• [TASK TO CARRY OUT]: Every line of the records below should be restated exactly.

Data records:
******************************

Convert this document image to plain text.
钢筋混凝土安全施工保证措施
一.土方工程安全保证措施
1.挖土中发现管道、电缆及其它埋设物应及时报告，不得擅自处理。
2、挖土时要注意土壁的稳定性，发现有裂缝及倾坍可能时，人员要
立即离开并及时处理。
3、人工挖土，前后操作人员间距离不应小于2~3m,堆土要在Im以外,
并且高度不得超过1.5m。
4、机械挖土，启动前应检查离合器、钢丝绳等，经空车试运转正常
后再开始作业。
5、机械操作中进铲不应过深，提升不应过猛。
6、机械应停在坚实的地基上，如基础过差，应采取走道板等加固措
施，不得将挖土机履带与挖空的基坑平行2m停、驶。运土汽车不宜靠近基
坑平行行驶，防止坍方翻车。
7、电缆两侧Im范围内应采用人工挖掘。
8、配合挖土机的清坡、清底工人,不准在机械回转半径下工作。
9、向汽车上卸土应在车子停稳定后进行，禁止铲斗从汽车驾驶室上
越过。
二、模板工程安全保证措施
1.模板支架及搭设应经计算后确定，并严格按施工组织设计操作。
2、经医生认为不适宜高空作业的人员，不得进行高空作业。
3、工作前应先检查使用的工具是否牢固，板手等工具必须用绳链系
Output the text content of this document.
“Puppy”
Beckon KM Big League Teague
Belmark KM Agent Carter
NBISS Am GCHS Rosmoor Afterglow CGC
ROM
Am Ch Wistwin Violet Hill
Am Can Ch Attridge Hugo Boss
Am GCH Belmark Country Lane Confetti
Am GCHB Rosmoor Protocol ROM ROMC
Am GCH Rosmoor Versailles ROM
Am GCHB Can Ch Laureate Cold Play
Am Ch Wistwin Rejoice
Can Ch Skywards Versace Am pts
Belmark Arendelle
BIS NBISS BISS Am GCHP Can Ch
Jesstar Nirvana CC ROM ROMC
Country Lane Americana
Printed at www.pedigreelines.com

******************************

• [WRITTEN ANSWER]:
Convert this document image to plain text.
钢筋混凝土安全施工保证措施
一.土方工程安全保证措施
1.挖土中发现管道、电缆及其它埋设物应及时报告，不得擅自处理。
2、挖土时要注意土壁的稳定性，发现有裂缝及倾坍可能时，人员要
立即离开并及时处理。
3、人工挖土，前后操作人员间距离不应小于2~3m,堆土要在Im以外,
并且高度不得超过1.5m。
4、机械挖土，启动前应检查离合器、钢丝绳等，经空车试运转正常
后再开始作业。
5、机械操作中进铲不应过深，提升不应过猛。
6、机械应停在坚实的地基上，如基础过差，应采取走道板等加固措
施，不得将挖土机履带与挖空的基坑平行2m停、驶。运土汽车不宜靠近基
坑平行行驶，防止坍方翻车。
7、电缆两侧Im范围内应采用人工挖掘。
8、配合挖土机的清坡、清底工人,不准在机械回转半径下工作。
9、向汽车上卸土应在车子停稳定后进行，禁止铲斗从汽车驾驶室上
越过。
二、模板工程安全保证措施
1.模板支架及搭设应经计算后确定，并严格按施工组织设计操作。
2、经医生认为不适宜高空作业的人员，不得进行高空作业。
3、工作前应先检查使用的工具是否牢固，板手等工具必须用绳链系
Output the text content of this document.
“Puppy”
Beckon KM Big League Teague
Belmark KM Agent Carter
NBISS Am GCHS Rosmoor Afterglow CGC
ROM
Am Ch Wistwin Violet Hill
Am Can Ch Attridge Hugo Boss
Am GCH Belmark Country Lane Confetti
Am GCHB Rosmoor Protocol ROM ROMC
Am GCH Rosmoor Versailles ROM
Am GCHB Can Ch Laureate Cold Play
Am Ch Wistwin Rejoice
Can Ch Skywards Versace Am pts
Belmark Arendelle
BIS NBISS BISS Am GCHP Can Ch
Jesstar Nirvana CC ROM ROMC
Country Lane Americana
Printed at www.pedigreelines.com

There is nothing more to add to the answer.